▸ TO DO:
In the data below, locate each line with the word "marker" and list it.

▸ DATASET:
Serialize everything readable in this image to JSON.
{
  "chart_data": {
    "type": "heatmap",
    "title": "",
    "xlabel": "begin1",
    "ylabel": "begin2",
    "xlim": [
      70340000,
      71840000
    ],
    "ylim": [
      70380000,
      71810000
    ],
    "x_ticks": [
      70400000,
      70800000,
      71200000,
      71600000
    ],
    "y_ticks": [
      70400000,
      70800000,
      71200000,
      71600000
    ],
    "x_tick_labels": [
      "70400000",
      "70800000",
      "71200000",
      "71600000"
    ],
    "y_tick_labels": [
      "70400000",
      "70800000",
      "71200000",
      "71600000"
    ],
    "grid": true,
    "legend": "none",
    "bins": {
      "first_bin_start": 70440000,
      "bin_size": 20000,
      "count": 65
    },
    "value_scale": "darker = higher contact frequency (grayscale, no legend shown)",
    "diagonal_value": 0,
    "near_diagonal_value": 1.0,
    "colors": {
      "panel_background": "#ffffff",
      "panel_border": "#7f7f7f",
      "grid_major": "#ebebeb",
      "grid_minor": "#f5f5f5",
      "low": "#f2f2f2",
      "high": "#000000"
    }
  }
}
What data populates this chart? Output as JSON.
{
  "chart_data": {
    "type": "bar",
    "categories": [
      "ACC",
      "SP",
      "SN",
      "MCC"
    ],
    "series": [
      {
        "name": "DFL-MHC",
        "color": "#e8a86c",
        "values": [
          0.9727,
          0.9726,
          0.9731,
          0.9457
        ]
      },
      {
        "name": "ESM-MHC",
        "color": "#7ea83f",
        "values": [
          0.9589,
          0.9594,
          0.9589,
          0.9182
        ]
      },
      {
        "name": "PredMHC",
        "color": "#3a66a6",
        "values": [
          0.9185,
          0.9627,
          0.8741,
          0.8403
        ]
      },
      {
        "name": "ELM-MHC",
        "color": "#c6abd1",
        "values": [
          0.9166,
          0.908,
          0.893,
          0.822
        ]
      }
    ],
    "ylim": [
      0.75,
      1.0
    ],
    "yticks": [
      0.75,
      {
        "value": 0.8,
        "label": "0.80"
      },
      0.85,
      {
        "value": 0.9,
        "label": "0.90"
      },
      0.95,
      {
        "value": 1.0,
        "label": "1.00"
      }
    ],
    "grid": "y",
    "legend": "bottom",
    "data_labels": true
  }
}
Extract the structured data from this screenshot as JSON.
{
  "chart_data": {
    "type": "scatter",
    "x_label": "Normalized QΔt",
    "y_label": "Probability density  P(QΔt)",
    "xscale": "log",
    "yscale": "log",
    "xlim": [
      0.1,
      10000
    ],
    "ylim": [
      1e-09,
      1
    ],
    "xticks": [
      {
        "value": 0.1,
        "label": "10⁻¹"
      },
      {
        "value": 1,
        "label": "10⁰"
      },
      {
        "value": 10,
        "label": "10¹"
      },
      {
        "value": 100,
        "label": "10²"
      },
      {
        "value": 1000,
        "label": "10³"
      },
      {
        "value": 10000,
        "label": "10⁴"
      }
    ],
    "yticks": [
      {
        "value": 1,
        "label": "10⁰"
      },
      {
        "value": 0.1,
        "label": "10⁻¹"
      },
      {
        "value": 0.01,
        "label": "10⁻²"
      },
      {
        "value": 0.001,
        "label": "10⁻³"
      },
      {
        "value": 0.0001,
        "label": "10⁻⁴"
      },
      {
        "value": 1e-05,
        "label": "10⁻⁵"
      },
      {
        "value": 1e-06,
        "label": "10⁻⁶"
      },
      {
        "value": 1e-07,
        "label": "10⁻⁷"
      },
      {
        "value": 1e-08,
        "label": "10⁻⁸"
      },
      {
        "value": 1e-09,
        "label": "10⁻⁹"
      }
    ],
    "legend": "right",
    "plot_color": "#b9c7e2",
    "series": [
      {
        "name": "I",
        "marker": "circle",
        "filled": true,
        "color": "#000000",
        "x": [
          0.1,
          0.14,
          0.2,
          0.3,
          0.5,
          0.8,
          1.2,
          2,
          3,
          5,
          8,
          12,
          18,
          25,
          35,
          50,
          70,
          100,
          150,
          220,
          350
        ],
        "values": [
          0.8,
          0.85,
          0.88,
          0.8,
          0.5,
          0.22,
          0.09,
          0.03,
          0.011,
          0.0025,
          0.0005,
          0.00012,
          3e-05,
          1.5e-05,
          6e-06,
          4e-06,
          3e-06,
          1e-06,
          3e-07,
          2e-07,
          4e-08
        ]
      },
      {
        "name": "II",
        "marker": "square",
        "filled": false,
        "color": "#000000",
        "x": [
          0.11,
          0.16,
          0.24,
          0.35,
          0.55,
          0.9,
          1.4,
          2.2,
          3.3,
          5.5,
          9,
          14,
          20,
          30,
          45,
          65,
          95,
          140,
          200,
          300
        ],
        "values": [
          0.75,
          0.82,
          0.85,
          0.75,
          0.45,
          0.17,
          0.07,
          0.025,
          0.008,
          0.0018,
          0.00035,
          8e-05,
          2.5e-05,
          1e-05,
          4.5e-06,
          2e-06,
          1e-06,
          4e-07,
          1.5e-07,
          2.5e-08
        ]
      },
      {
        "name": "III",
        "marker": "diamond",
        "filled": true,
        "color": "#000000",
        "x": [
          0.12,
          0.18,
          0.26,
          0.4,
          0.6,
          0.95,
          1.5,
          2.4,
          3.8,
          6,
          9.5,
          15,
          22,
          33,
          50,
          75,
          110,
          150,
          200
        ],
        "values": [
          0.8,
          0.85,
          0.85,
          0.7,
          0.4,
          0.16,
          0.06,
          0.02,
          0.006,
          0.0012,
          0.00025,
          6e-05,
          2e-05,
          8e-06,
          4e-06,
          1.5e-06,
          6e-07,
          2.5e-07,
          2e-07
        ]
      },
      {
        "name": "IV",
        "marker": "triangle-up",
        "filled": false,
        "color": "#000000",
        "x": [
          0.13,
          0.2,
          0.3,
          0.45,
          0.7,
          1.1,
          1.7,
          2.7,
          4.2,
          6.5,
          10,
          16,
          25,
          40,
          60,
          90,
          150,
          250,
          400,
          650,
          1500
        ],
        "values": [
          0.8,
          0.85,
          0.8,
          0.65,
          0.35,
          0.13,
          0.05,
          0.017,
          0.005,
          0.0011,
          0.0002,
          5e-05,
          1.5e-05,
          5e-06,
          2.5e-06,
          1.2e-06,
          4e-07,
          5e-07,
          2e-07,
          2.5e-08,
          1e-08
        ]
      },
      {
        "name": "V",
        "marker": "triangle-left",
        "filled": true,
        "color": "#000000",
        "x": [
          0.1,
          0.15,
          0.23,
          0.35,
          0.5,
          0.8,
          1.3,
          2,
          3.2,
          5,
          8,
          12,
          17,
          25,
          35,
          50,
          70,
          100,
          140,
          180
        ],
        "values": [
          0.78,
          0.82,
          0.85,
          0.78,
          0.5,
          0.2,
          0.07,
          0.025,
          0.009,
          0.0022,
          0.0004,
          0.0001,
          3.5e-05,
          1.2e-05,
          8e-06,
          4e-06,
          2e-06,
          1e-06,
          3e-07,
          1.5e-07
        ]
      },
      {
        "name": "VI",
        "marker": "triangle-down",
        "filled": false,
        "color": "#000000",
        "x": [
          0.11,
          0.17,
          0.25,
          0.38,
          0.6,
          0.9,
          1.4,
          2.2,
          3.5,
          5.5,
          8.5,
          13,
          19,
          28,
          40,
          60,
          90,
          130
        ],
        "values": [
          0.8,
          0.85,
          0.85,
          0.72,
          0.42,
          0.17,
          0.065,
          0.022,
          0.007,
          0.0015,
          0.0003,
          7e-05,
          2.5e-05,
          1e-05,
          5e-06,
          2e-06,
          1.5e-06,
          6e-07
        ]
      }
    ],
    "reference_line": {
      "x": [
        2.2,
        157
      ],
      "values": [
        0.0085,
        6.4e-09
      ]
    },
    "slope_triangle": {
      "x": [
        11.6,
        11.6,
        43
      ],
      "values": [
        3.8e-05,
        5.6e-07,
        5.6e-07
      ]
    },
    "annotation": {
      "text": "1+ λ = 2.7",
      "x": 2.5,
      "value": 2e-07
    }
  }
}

▸ OUTPUT FOR THIS TASK:
        "marker": "circle",
        "marker": "square",
        "marker": "diamond",
        "marker": "triangle-up",
        "marker": "triangle-left",
        "marker": "triangle-down",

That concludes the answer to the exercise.